** begin Data provided **

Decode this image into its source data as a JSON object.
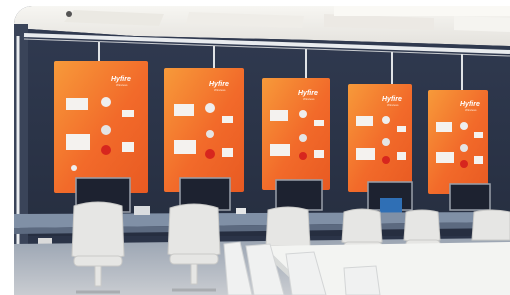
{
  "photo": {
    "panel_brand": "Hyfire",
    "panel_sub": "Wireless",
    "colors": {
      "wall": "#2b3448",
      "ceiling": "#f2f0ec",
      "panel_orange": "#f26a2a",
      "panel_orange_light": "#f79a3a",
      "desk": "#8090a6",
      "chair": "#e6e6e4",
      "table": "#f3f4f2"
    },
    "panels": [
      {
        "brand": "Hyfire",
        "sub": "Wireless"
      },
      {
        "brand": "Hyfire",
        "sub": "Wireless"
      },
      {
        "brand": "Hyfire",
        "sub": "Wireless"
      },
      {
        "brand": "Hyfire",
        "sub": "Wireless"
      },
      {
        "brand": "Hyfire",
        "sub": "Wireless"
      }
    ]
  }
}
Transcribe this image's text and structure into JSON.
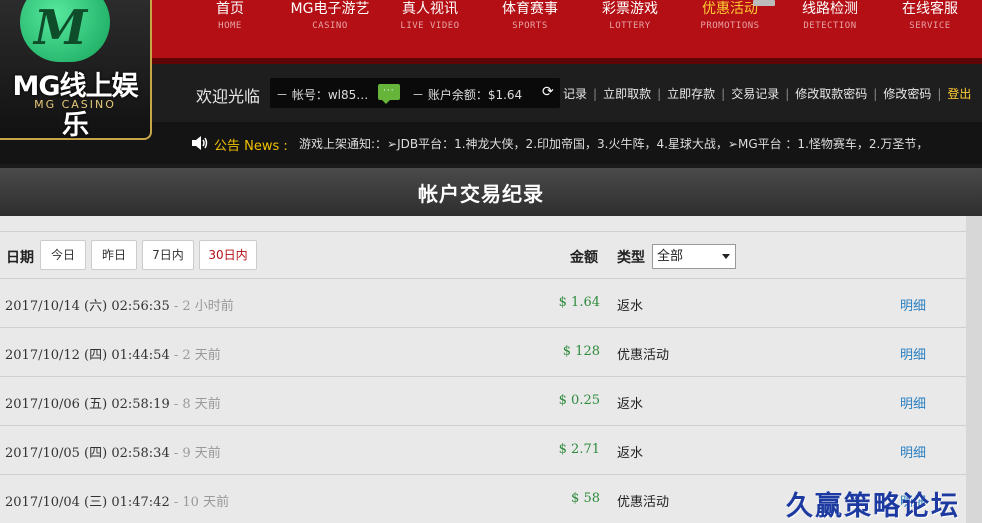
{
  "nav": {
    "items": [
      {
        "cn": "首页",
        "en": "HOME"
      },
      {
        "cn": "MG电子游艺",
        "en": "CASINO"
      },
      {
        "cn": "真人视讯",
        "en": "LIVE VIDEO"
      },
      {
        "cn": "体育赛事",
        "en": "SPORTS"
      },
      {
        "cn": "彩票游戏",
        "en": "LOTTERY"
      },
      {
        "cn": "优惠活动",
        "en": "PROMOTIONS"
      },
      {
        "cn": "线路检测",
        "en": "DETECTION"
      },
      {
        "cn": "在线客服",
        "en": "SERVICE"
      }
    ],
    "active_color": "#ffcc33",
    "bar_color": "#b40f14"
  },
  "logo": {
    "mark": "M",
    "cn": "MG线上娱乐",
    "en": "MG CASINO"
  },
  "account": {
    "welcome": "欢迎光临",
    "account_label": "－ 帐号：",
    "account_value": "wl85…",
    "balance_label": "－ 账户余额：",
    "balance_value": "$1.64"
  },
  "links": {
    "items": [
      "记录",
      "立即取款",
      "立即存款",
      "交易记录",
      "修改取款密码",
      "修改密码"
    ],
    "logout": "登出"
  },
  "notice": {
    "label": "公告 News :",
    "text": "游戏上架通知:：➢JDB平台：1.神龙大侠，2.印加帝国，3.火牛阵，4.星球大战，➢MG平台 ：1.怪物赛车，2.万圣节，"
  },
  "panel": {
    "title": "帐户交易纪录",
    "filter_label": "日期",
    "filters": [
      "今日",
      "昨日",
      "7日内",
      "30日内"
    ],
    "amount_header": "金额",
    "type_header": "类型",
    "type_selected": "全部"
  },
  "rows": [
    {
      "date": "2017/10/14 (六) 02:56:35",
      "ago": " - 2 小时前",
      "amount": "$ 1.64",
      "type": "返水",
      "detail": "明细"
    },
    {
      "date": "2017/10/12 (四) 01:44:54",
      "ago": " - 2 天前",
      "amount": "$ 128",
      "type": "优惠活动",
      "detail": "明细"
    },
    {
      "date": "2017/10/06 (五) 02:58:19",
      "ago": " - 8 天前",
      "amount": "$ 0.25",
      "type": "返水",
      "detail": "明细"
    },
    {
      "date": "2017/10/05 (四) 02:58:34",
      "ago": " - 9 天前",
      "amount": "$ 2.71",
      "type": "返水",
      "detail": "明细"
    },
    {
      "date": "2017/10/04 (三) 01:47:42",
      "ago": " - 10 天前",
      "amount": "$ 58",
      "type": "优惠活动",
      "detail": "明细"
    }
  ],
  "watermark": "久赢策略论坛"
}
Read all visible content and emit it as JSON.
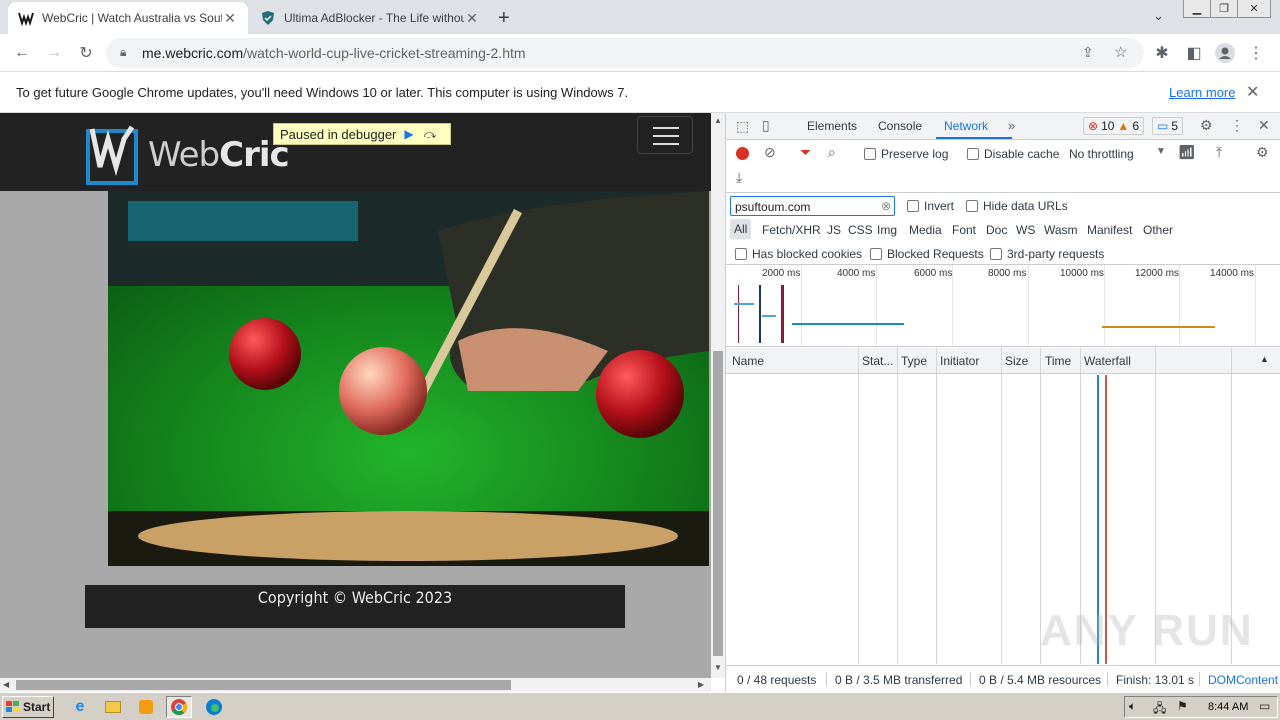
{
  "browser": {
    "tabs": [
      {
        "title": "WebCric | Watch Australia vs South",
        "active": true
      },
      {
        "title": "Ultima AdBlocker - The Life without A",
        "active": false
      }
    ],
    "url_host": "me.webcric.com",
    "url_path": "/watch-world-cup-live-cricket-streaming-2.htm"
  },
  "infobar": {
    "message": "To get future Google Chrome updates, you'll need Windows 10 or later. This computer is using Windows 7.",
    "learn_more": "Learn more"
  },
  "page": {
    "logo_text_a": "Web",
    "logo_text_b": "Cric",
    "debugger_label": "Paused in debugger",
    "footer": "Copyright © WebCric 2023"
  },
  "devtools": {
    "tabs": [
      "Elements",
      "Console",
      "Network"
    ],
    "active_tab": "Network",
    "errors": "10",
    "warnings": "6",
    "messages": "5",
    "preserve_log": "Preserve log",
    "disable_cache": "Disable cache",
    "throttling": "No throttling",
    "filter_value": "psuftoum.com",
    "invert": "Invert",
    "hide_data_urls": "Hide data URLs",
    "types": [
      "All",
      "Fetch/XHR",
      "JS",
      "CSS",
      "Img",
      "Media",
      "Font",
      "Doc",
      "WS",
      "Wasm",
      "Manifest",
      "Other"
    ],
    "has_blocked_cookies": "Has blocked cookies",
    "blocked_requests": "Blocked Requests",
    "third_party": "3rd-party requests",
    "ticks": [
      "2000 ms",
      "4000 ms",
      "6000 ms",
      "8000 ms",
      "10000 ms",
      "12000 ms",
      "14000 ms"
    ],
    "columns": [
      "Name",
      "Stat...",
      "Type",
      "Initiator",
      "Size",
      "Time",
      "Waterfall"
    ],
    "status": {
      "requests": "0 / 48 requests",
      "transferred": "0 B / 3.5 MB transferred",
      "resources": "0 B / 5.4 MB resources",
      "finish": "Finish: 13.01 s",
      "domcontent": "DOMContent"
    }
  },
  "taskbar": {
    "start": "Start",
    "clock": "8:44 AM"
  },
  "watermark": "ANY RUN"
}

** end Data provided **

Quote every record above exactly, omitting any pictures they contain.

Decode this image into its source data as a JSON object.
{
  "photo": {
    "panel_brand": "Hyfire",
    "panel_sub": "Wireless",
    "colors": {
      "wall": "#2b3448",
      "ceiling": "#f2f0ec",
      "panel_orange": "#f26a2a",
      "panel_orange_light": "#f79a3a",
      "desk": "#8090a6",
      "chair": "#e6e6e4",
      "table": "#f3f4f2"
    },
    "panels": [
      {
        "brand": "Hyfire",
        "sub": "Wireless"
      },
      {
        "brand": "Hyfire",
        "sub": "Wireless"
      },
      {
        "brand": "Hyfire",
        "sub": "Wireless"
      },
      {
        "brand": "Hyfire",
        "sub": "Wireless"
      },
      {
        "brand": "Hyfire",
        "sub": "Wireless"
      }
    ]
  }
}
Transcribe this image's text and structure into JSON.
{
  "nav": {
    "items": [
      {
        "cn": "首页",
        "en": "HOME"
      },
      {
        "cn": "MG电子游艺",
        "en": "CASINO"
      },
      {
        "cn": "真人视讯",
        "en": "LIVE VIDEO"
      },
      {
        "cn": "体育赛事",
        "en": "SPORTS"
      },
      {
        "cn": "彩票游戏",
        "en": "LOTTERY"
      },
      {
        "cn": "优惠活动",
        "en": "PROMOTIONS"
      },
      {
        "cn": "线路检测",
        "en": "DETECTION"
      },
      {
        "cn": "在线客服",
        "en": "SERVICE"
      }
    ],
    "active_color": "#ffcc33",
    "bar_color": "#b40f14"
  },
  "logo": {
    "mark": "M",
    "cn": "MG线上娱乐",
    "en": "MG CASINO"
  },
  "account": {
    "welcome": "欢迎光临",
    "account_label": "－ 帐号：",
    "account_value": "wl85…",
    "balance_label": "－ 账户余额：",
    "balance_value": "$1.64"
  },
  "links": {
    "items": [
      "记录",
      "立即取款",
      "立即存款",
      "交易记录",
      "修改取款密码",
      "修改密码"
    ],
    "logout": "登出"
  },
  "notice": {
    "label": "公告 News :",
    "text": "游戏上架通知:：➢JDB平台：1.神龙大侠，2.印加帝国，3.火牛阵，4.星球大战，➢MG平台 ：1.怪物赛车，2.万圣节，"
  },
  "panel": {
    "title": "帐户交易纪录",
    "filter_label": "日期",
    "filters": [
      "今日",
      "昨日",
      "7日内",
      "30日内"
    ],
    "amount_header": "金额",
    "type_header": "类型",
    "type_selected": "全部"
  },
  "rows": [
    {
      "date": "2017/10/14 (六) 02:56:35",
      "ago": " - 2 小时前",
      "amount": "$ 1.64",
      "type": "返水",
      "detail": "明细"
    },
    {
      "date": "2017/10/12 (四) 01:44:54",
      "ago": " - 2 天前",
      "amount": "$ 128",
      "type": "优惠活动",
      "detail": "明细"
    },
    {
      "date": "2017/10/06 (五) 02:58:19",
      "ago": " - 8 天前",
      "amount": "$ 0.25",
      "type": "返水",
      "detail": "明细"
    },
    {
      "date": "2017/10/05 (四) 02:58:34",
      "ago": " - 9 天前",
      "amount": "$ 2.71",
      "type": "返水",
      "detail": "明细"
    },
    {
      "date": "2017/10/04 (三) 01:47:42",
      "ago": " - 10 天前",
      "amount": "$ 58",
      "type": "优惠活动",
      "detail": "明细"
    }
  ],
  "watermark": "久赢策略论坛"
}
Read all visible content and emit it as JSON.
{
  "browser": {
    "tabs": [
      {
        "title": "WebCric | Watch Australia vs South",
        "active": true
      },
      {
        "title": "Ultima AdBlocker - The Life without A",
        "active": false
      }
    ],
    "url_host": "me.webcric.com",
    "url_path": "/watch-world-cup-live-cricket-streaming-2.htm"
  },
  "infobar": {
    "message": "To get future Google Chrome updates, you'll need Windows 10 or later. This computer is using Windows 7.",
    "learn_more": "Learn more"
  },
  "page": {
    "logo_text_a": "Web",
    "logo_text_b": "Cric",
    "debugger_label": "Paused in debugger",
    "footer": "Copyright © WebCric 2023"
  },
  "devtools": {
    "tabs": [
      "Elements",
      "Console",
      "Network"
    ],
    "active_tab": "Network",
    "errors": "10",
    "warnings": "6",
    "messages": "5",
    "preserve_log": "Preserve log",
    "disable_cache": "Disable cache",
    "throttling": "No throttling",
    "filter_value": "psuftoum.com",
    "invert": "Invert",
    "hide_data_urls": "Hide data URLs",
    "types": [
      "All",
      "Fetch/XHR",
      "JS",
      "CSS",
      "Img",
      "Media",
      "Font",
      "Doc",
      "WS",
      "Wasm",
      "Manifest",
      "Other"
    ],
    "has_blocked_cookies": "Has blocked cookies",
    "blocked_requests": "Blocked Requests",
    "third_party": "3rd-party requests",
    "ticks": [
      "2000 ms",
      "4000 ms",
      "6000 ms",
      "8000 ms",
      "10000 ms",
      "12000 ms",
      "14000 ms"
    ],
    "columns": [
      "Name",
      "Stat...",
      "Type",
      "Initiator",
      "Size",
      "Time",
      "Waterfall"
    ],
    "status": {
      "requests": "0 / 48 requests",
      "transferred": "0 B / 3.5 MB transferred",
      "resources": "0 B / 5.4 MB resources",
      "finish": "Finish: 13.01 s",
      "domcontent": "DOMContent"
    }
  },
  "taskbar": {
    "start": "Start",
    "clock": "8:44 AM"
  },
  "watermark": "ANY RUN"
}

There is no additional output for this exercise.